# [Records to use]

>>>

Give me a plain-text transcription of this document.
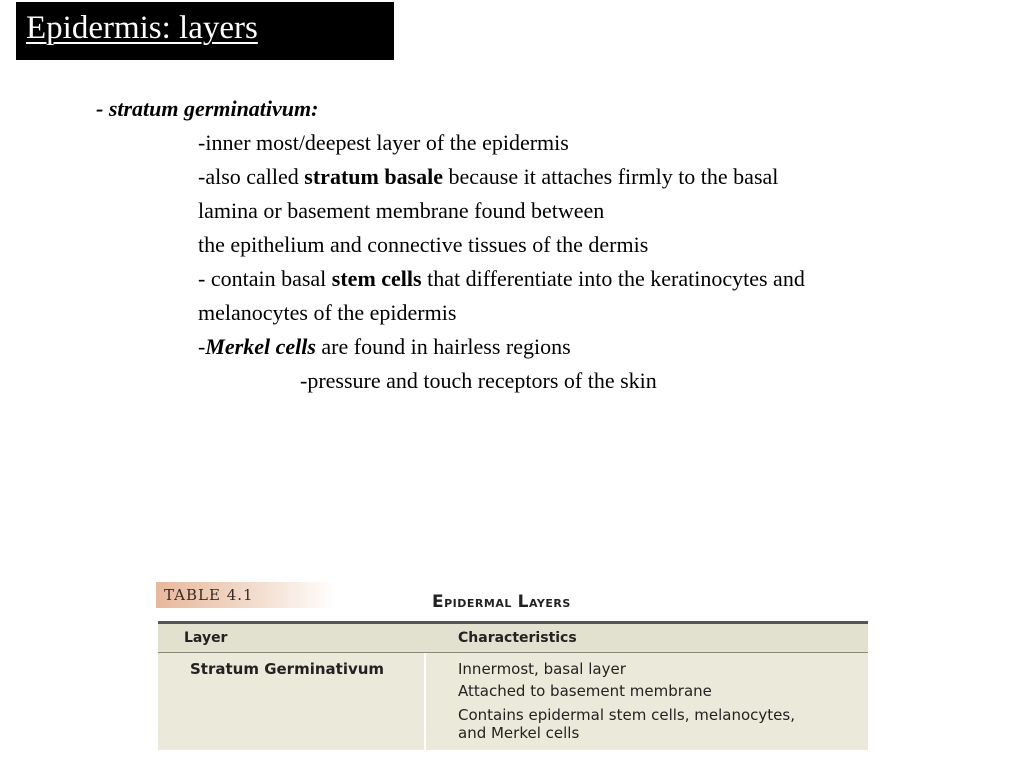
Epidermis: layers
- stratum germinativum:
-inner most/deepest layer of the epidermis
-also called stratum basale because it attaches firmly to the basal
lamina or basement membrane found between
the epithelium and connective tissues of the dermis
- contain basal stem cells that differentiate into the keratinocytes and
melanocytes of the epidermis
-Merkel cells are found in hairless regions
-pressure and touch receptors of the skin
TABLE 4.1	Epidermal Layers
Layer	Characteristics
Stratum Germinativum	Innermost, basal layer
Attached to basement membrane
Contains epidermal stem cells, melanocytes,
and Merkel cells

<<<
>>>

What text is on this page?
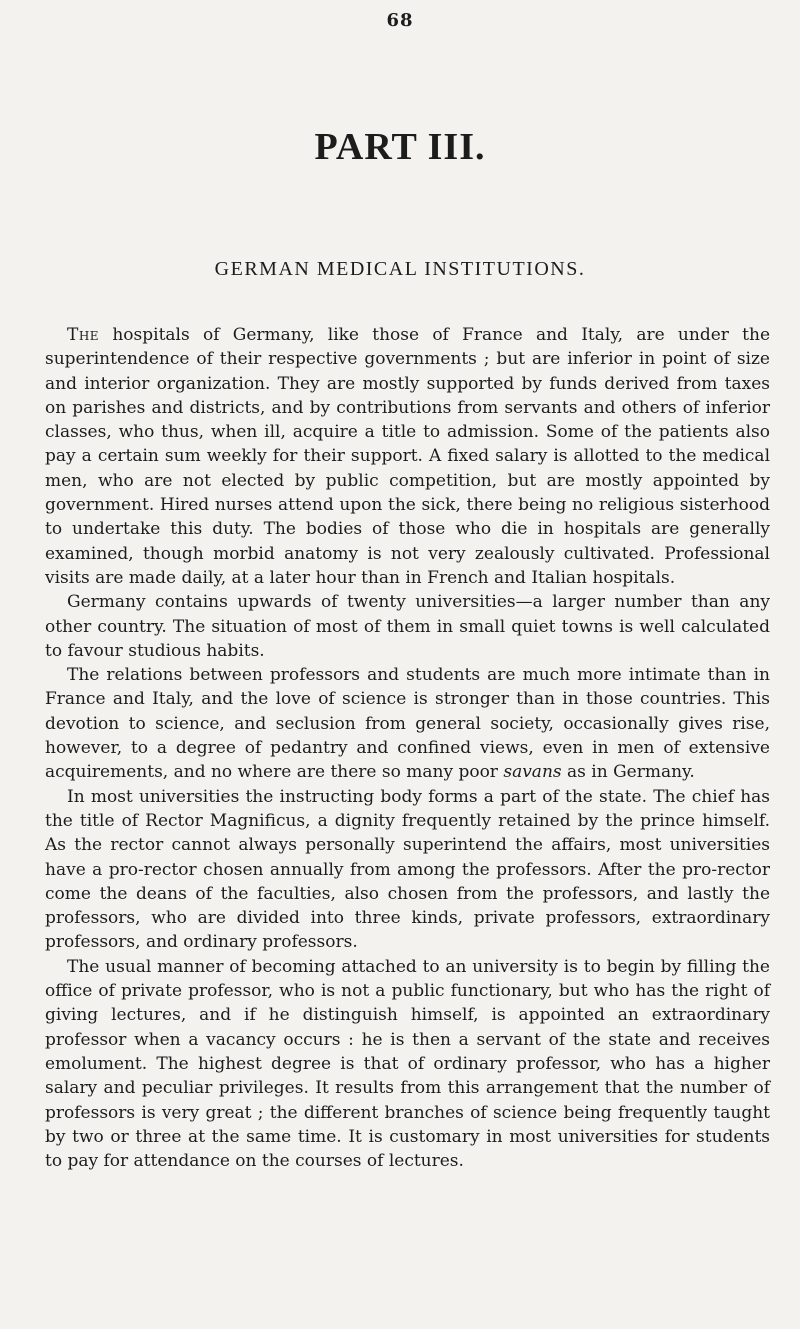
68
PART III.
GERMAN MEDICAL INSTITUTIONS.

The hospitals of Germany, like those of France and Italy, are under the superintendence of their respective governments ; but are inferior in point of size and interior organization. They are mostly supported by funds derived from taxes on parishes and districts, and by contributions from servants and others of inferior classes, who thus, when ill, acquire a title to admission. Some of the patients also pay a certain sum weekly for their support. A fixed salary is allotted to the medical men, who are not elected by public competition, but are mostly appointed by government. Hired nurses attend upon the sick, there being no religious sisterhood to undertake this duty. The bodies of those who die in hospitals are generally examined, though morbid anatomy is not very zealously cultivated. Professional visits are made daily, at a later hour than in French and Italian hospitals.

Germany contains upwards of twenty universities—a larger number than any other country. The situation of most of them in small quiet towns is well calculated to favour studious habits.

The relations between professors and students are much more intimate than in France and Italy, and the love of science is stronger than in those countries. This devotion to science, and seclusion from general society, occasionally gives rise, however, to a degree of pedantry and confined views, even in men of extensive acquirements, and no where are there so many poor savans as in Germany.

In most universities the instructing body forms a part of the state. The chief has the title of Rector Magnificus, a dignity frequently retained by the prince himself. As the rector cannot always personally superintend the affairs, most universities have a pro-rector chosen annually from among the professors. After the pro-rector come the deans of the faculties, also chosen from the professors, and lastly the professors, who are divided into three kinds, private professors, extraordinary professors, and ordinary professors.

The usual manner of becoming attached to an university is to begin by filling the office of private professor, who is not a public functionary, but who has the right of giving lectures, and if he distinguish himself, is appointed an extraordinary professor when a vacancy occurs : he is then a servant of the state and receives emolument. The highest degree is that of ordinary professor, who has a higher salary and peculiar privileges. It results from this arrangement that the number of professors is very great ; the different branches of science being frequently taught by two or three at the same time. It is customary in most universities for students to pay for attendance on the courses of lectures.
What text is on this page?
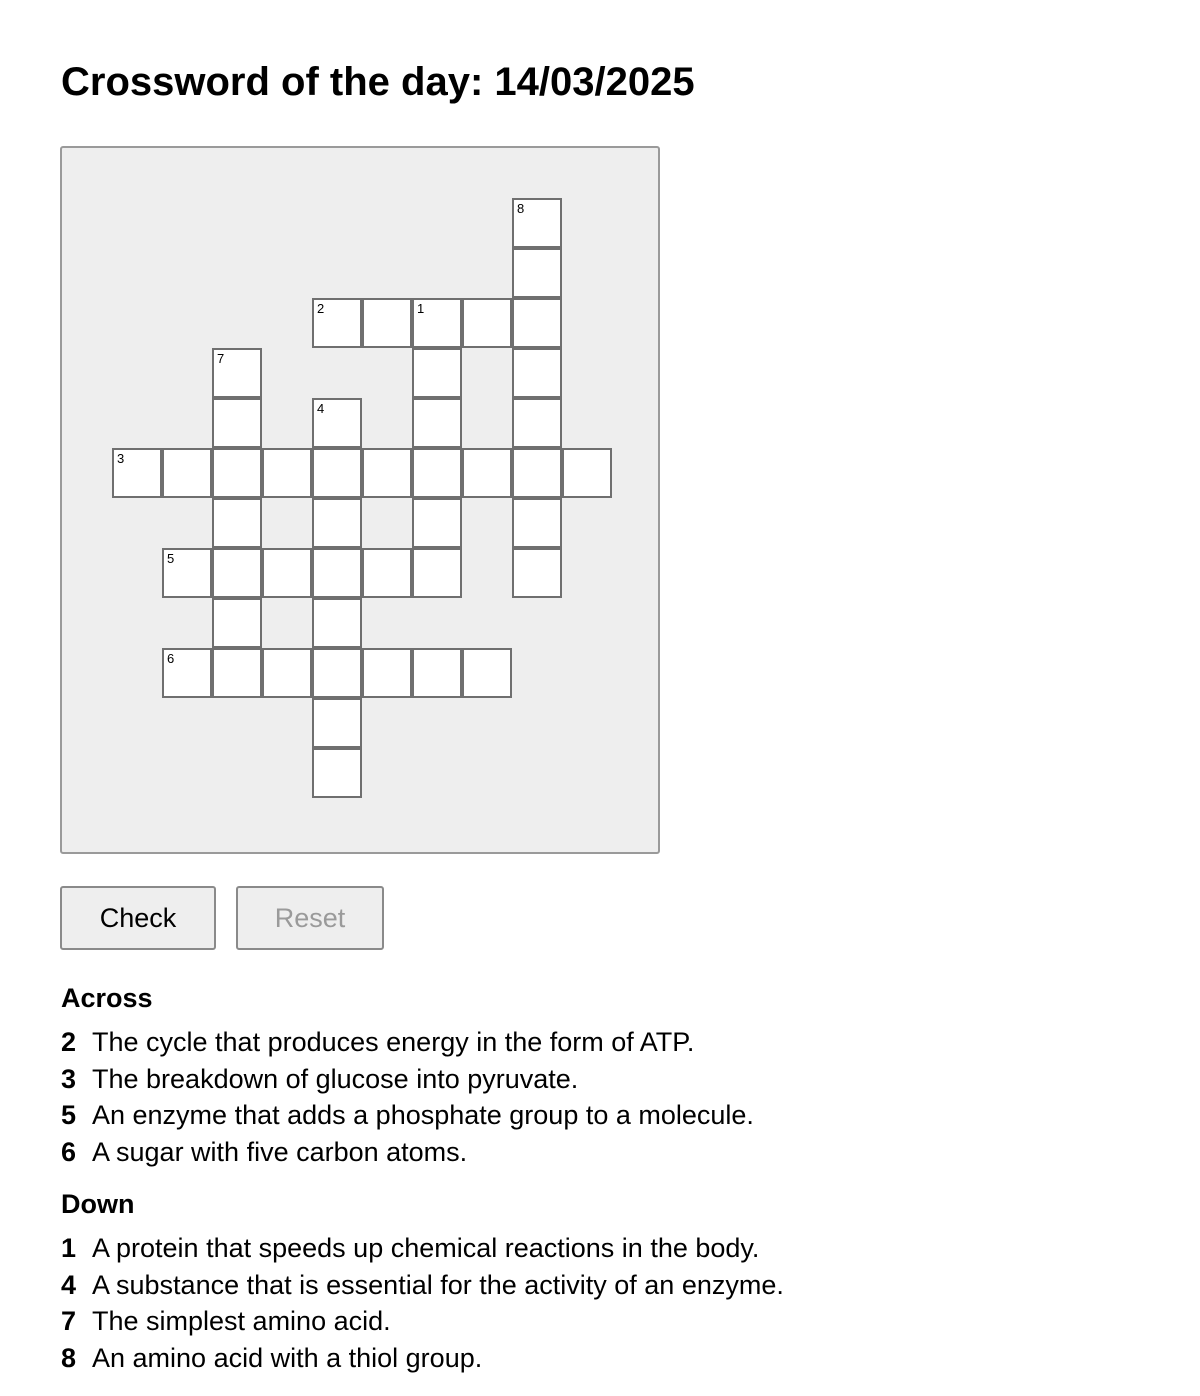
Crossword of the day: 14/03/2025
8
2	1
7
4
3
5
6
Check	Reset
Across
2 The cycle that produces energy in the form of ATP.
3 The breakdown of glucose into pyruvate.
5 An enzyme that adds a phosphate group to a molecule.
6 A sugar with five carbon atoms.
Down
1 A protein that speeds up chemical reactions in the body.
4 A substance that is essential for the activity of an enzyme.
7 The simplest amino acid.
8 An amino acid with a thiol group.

<<<
>>>

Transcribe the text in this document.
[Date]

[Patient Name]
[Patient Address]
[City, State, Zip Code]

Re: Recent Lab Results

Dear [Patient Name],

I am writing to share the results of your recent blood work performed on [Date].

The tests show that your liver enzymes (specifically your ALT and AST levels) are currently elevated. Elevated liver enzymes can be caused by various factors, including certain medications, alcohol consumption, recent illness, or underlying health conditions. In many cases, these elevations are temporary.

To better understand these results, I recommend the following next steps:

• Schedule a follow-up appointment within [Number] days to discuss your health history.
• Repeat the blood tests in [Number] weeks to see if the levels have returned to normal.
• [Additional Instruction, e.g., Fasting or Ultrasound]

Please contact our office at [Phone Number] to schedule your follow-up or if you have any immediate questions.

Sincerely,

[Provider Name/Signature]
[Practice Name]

<<<

# [Problem to solve]
Please return all lines in the material above that include the word "acid".

# [Answer for this exercise]
7 The simplest amino acid.
8 An amino acid with a thiol group.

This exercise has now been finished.